▸ What needs to be done: Change "Ellipse shape" to "Oval shape" in the records, starting at the line that has "Circle shape xyxy=(253,155,289,199)" and stopping after the line that has "Circle shape xyxy=(304,158,325,185)". Return only those lines, with everything else left as it is.

Visual layout records:
■ ■ ■
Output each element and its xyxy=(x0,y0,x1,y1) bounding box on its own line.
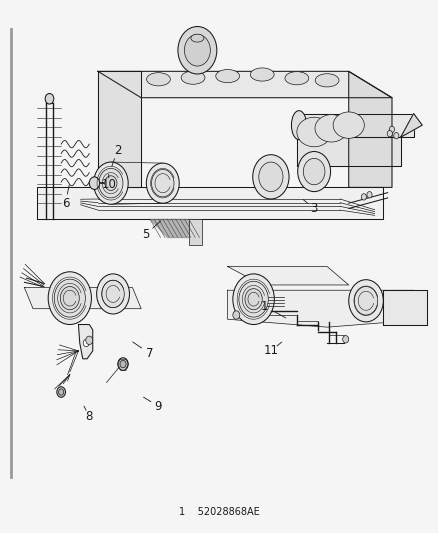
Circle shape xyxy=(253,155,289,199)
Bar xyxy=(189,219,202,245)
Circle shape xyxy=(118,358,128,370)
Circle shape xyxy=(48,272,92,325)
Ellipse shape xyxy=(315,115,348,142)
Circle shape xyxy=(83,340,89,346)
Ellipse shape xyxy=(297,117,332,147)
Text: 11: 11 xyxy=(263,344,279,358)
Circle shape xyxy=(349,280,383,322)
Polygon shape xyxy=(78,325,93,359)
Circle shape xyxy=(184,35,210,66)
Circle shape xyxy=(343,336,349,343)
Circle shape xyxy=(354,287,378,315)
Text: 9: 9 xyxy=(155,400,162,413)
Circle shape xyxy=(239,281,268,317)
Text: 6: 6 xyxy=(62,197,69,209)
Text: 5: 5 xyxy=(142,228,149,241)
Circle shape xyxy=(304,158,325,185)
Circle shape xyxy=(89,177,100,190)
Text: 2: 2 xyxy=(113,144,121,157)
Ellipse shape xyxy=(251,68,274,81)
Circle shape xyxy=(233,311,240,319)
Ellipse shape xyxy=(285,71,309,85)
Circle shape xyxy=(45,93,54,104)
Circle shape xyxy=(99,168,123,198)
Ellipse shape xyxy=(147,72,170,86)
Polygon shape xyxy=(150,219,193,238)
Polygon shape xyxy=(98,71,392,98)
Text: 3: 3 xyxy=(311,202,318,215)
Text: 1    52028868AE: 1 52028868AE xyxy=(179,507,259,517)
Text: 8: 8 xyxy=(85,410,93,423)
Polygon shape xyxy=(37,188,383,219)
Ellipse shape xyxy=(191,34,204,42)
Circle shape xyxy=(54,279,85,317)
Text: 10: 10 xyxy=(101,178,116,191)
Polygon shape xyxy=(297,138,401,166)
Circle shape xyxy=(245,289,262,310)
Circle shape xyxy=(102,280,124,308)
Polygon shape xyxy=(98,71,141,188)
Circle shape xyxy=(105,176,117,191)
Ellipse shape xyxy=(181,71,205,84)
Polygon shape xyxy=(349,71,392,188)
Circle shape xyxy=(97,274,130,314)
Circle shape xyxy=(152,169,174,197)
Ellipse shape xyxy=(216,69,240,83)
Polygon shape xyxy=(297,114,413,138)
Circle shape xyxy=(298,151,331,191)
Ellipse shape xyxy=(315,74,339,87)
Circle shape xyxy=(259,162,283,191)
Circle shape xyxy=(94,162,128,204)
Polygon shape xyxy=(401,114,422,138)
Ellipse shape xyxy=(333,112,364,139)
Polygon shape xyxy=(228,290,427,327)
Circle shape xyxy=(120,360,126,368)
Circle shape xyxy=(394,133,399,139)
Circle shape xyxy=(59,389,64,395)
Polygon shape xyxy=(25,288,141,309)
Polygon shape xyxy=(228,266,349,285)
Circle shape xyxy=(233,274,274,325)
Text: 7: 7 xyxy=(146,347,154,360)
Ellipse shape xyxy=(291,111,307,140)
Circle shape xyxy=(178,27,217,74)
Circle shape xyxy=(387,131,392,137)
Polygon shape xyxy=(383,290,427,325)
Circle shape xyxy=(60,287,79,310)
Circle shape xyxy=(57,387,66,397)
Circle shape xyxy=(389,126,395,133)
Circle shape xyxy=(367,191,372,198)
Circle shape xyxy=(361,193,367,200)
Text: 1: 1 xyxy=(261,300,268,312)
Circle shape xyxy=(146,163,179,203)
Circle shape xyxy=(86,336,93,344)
■ ■ ■
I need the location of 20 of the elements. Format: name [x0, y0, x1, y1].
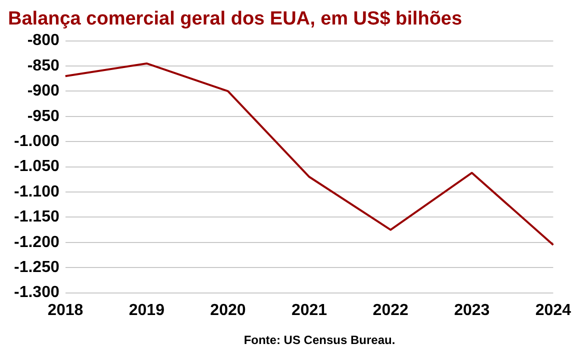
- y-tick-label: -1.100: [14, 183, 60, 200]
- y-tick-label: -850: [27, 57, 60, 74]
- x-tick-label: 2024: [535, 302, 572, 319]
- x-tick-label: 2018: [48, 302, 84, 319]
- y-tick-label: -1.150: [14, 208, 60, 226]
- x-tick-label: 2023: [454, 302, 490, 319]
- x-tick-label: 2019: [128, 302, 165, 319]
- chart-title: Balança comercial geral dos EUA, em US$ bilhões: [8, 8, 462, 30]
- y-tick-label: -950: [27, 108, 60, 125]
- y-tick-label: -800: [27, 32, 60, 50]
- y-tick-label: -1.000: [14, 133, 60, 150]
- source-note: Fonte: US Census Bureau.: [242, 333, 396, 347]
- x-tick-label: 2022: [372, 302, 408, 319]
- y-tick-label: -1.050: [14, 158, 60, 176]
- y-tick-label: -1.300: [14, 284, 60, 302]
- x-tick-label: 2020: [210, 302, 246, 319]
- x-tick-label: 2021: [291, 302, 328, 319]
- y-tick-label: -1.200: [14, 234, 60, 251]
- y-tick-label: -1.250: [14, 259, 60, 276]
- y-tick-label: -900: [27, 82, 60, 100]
■ ■ ■
▸ Output of the exercise:
Circle shape xyxy=(253,155,289,199)
Bar xyxy=(189,219,202,245)
Circle shape xyxy=(118,358,128,370)
Circle shape xyxy=(48,272,92,325)
Oval shape xyxy=(315,115,348,142)
Circle shape xyxy=(83,340,89,346)
Oval shape xyxy=(297,117,332,147)
Text: 11: 11 xyxy=(263,344,279,358)
Circle shape xyxy=(349,280,383,322)
Polygon shape xyxy=(78,325,93,359)
Circle shape xyxy=(184,35,210,66)
Circle shape xyxy=(343,336,349,343)
Circle shape xyxy=(354,287,378,315)
Text: 9: 9 xyxy=(155,400,162,413)
Circle shape xyxy=(239,281,268,317)
Text: 6: 6 xyxy=(62,197,69,209)
Text: 5: 5 xyxy=(142,228,149,241)
Circle shape xyxy=(304,158,325,185)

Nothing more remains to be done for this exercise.